- [Problem requirements] Extract every line of the data below verbatim, omitting the pictures.

- [Supplied material]
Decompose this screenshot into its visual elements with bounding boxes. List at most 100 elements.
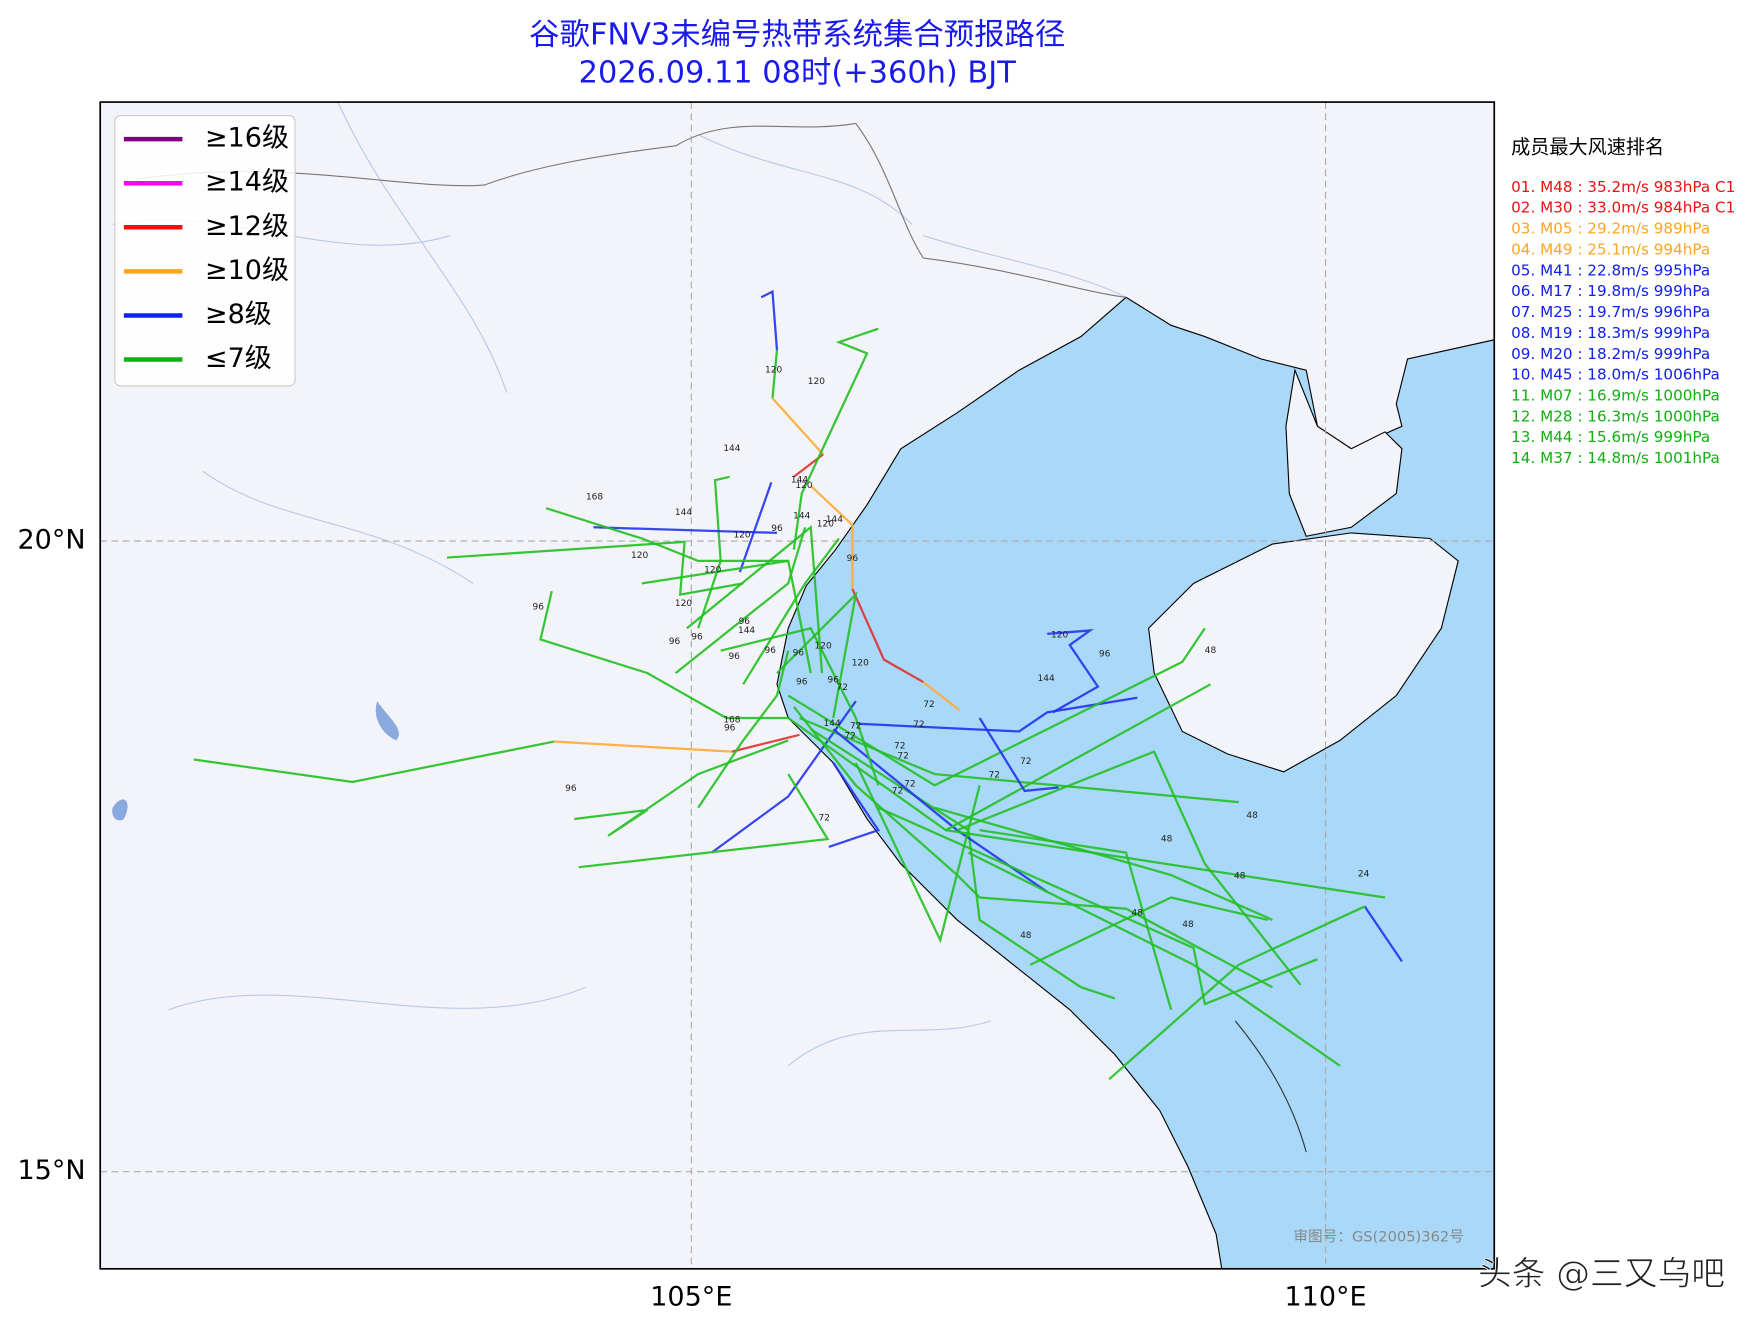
hour-label: 144 [738,626,755,636]
track [742,537,840,685]
hour-label: 72 [844,731,855,741]
map-frame [99,101,1496,1270]
hour-label: 72 [897,752,908,762]
title: 谷歌FNV3未编号热带系统集合预报路径 [529,17,1065,52]
ranking-item: 07. M25 : 19.7m/s 996hPa [1511,303,1710,321]
hainan [1147,532,1459,773]
watermark: 头条 @三又乌吧 [1478,1254,1725,1293]
hour-label: 96 [764,646,776,656]
hour-label: 120 [1051,630,1068,640]
hour-label: 144 [791,476,808,486]
track [1363,905,1403,963]
hour-label: 72 [892,786,903,796]
track [771,349,779,399]
hour-label: 120 [815,642,832,652]
track [854,762,981,944]
hour-label: 96 [533,602,545,612]
track [979,829,1173,1010]
map-credit: 审图号：GS(2005)362号 [1293,1228,1463,1245]
ranking-item: 09. M20 : 18.2m/s 999hPa [1511,345,1710,363]
hour-label: 96 [828,675,840,685]
hour-label: 120 [631,551,648,561]
track [792,327,879,550]
ranking-item: 03. M05 : 29.2m/s 989hPa [1511,220,1710,238]
hour-label: 120 [675,599,692,609]
hour-label: 72 [850,721,861,731]
track [809,484,854,589]
track [855,696,1138,733]
track [720,626,880,786]
track [641,559,812,674]
hour-label: 144 [675,508,692,518]
ranking-item: 01. M48 : 35.2m/s 983hPa C1 [1511,178,1735,196]
track [545,507,789,563]
borders [135,122,1127,298]
legend-label: ≥12级 [205,211,289,242]
hour-label: 96 [724,724,736,734]
track [771,397,824,456]
track [776,591,858,719]
hour-label: 144 [824,719,841,729]
ranking-item: 12. M28 : 16.3m/s 1000hPa [1511,407,1720,425]
hour-label: 72 [904,780,915,790]
hour-label: 96 [796,678,808,688]
hour-label: 96 [669,637,681,647]
ranking-item: 02. M30 : 33.0m/s 984hPa C1 [1511,199,1735,217]
track [539,590,789,720]
ranking-item: 10. M45 : 18.0m/s 1006hPa [1511,366,1720,384]
track [1108,905,1366,1081]
legend-label: ≥16级 [205,123,289,154]
hour-label: 120 [852,659,869,669]
y-tick-label: 20°N [17,525,85,556]
hour-label: 72 [923,700,934,710]
hour-label: 96 [691,633,703,643]
hour-label: 144 [826,515,843,525]
ranking-title: 成员最大风速排名 [1511,136,1664,159]
track [828,762,881,849]
hour-label: 168 [723,716,740,726]
hour-label: 120 [733,531,750,541]
legend-label: ≥8级 [205,299,272,330]
track [697,650,790,809]
ranking-item: 05. M41 : 22.8m/s 995hPa [1511,261,1710,279]
track [1047,629,1100,714]
hour-label: 96 [847,554,859,564]
hour-label: 120 [765,366,782,376]
grid [100,102,1495,1269]
hour-label: 48 [1132,909,1144,919]
track [851,588,924,684]
hour-label: 120 [817,519,834,529]
hour-label: 120 [808,377,825,387]
track [978,717,1059,793]
ranking: 成员最大风速排名 01. M48 : 35.2m/s 983hPa C1 02. M… [1511,136,1735,467]
legend-label: ≤7级 [205,343,272,374]
hour-label: 72 [894,742,905,752]
ranking-item: 11. M07 : 16.9m/s 1000hPa [1511,387,1720,405]
hour-label: 72 [837,683,848,693]
hour-label: 72 [989,771,1000,781]
track [686,525,824,674]
track [578,773,830,869]
track [877,806,1318,1006]
track [738,482,773,573]
track [760,289,779,351]
hour-label: 120 [704,565,721,575]
hour-label: 120 [795,481,812,491]
hour-label: 144 [793,512,810,522]
hour-label: 48 [1205,646,1217,656]
track [967,851,1341,1067]
track [922,681,961,712]
track [697,475,730,629]
hour-label: 96 [565,784,577,794]
track [787,627,1206,787]
hour-label: 48 [1182,920,1194,930]
track [674,526,807,674]
hour-label: 48 [1246,811,1258,821]
legend-label: ≥14级 [205,167,289,198]
track [799,716,1239,804]
hour-label: 96 [1099,650,1111,660]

- [Solution for this problem]
Decompose this screenshot into its visual elements with bounding boxes. List at most 100 elements.
hour-label: 144 [738,626,755,636]
track [742,537,840,685]
hour-label: 72 [844,731,855,741]
map-frame [99,101,1496,1270]
hour-label: 72 [897,752,908,762]
title: 谷歌FNV3未编号热带系统集合预报路径 [529,17,1065,52]
ranking-item: 07. M25 : 19.7m/s 996hPa [1511,303,1710,321]
hainan [1147,532,1459,773]
watermark: 头条 @三又乌吧 [1478,1254,1725,1293]
hour-label: 96 [764,646,776,656]
hour-label: 120 [1051,630,1068,640]
hour-label: 144 [791,476,808,486]
track [1363,905,1403,963]
hour-label: 72 [892,786,903,796]
track [771,349,779,399]
hour-label: 120 [815,642,832,652]
track [854,762,981,944]
hour-label: 96 [533,602,545,612]
track [979,829,1173,1010]
map-credit: 审图号：GS(2005)362号 [1293,1228,1463,1245]
ranking-item: 09. M20 : 18.2m/s 999hPa [1511,345,1710,363]
hour-label: 96 [828,675,840,685]
hour-label: 120 [631,551,648,561]
track [792,327,879,550]
ranking-item: 03. M05 : 29.2m/s 989hPa [1511,220,1710,238]
hour-label: 120 [675,599,692,609]
hour-label: 72 [850,721,861,731]
track [809,484,854,589]
track [855,696,1138,733]
track [720,626,880,786]
track [641,559,812,674]
hour-label: 144 [675,508,692,518]
ranking-item: 01. M48 : 35.2m/s 983hPa C1 [1511,178,1735,196]
track [545,507,789,563]
borders [135,122,1127,298]
legend-label: ≥12级 [205,211,289,242]
hour-label: 96 [724,724,736,734]
track [771,397,824,456]
track [776,591,858,719]
hour-label: 144 [824,719,841,729]
ranking-item: 12. M28 : 16.3m/s 1000hPa [1511,407,1720,425]
hour-label: 72 [904,780,915,790]
hour-label: 96 [796,678,808,688]
hour-label: 96 [669,637,681,647]
ranking-item: 02. M30 : 33.0m/s 984hPa C1 [1511,199,1735,217]
track [539,590,789,720]
ranking-item: 10. M45 : 18.0m/s 1006hPa [1511,366,1720,384]
track [1108,905,1366,1081]
legend-label: ≥16级 [205,123,289,154]
hour-label: 120 [852,659,869,669]
y-tick-label: 20°N [17,525,85,556]
hour-label: 72 [923,700,934,710]
hour-label: 96 [691,633,703,643]
hour-label: 144 [826,515,843,525]
ranking-title: 成员最大风速排名 [1511,136,1664,159]
track [828,762,881,849]
hour-label: 168 [723,716,740,726]
hour-label: 120 [733,531,750,541]
legend-label: ≥8级 [205,299,272,330]
track [697,650,790,809]
ranking-item: 05. M41 : 22.8m/s 995hPa [1511,261,1710,279]
track [1047,629,1100,714]
hour-label: 96 [847,554,859,564]
hour-label: 120 [765,366,782,376]
grid [100,102,1495,1269]
hour-label: 48 [1132,909,1144,919]
track [851,588,924,684]
hour-label: 120 [817,519,834,529]
hour-label: 120 [808,377,825,387]
track [978,717,1059,793]
ranking: 成员最大风速排名 01. M48 : 35.2m/s 983hPa C1 02. M… [1511,136,1735,467]
legend-label: ≤7级 [205,343,272,374]
hour-label: 72 [894,742,905,752]
ranking-item: 11. M07 : 16.9m/s 1000hPa [1511,387,1720,405]
hour-label: 72 [837,683,848,693]
hour-label: 72 [989,771,1000,781]
track [686,525,824,674]
track [578,773,830,869]
track [877,806,1318,1006]
track [738,482,773,573]
track [760,289,779,351]
hour-label: 120 [704,565,721,575]
hour-label: 120 [795,481,812,491]
hour-label: 144 [793,512,810,522]
hour-label: 48 [1205,646,1217,656]
track [967,851,1341,1067]
track [922,681,961,712]
track [697,475,730,629]
hour-label: 96 [565,784,577,794]
track [787,627,1206,787]
hour-label: 48 [1182,920,1194,930]
track [674,526,807,674]
hour-label: 48 [1246,811,1258,821]
legend-label: ≥14级 [205,167,289,198]
track [799,716,1239,804]
hour-label: 96 [1099,650,1111,660]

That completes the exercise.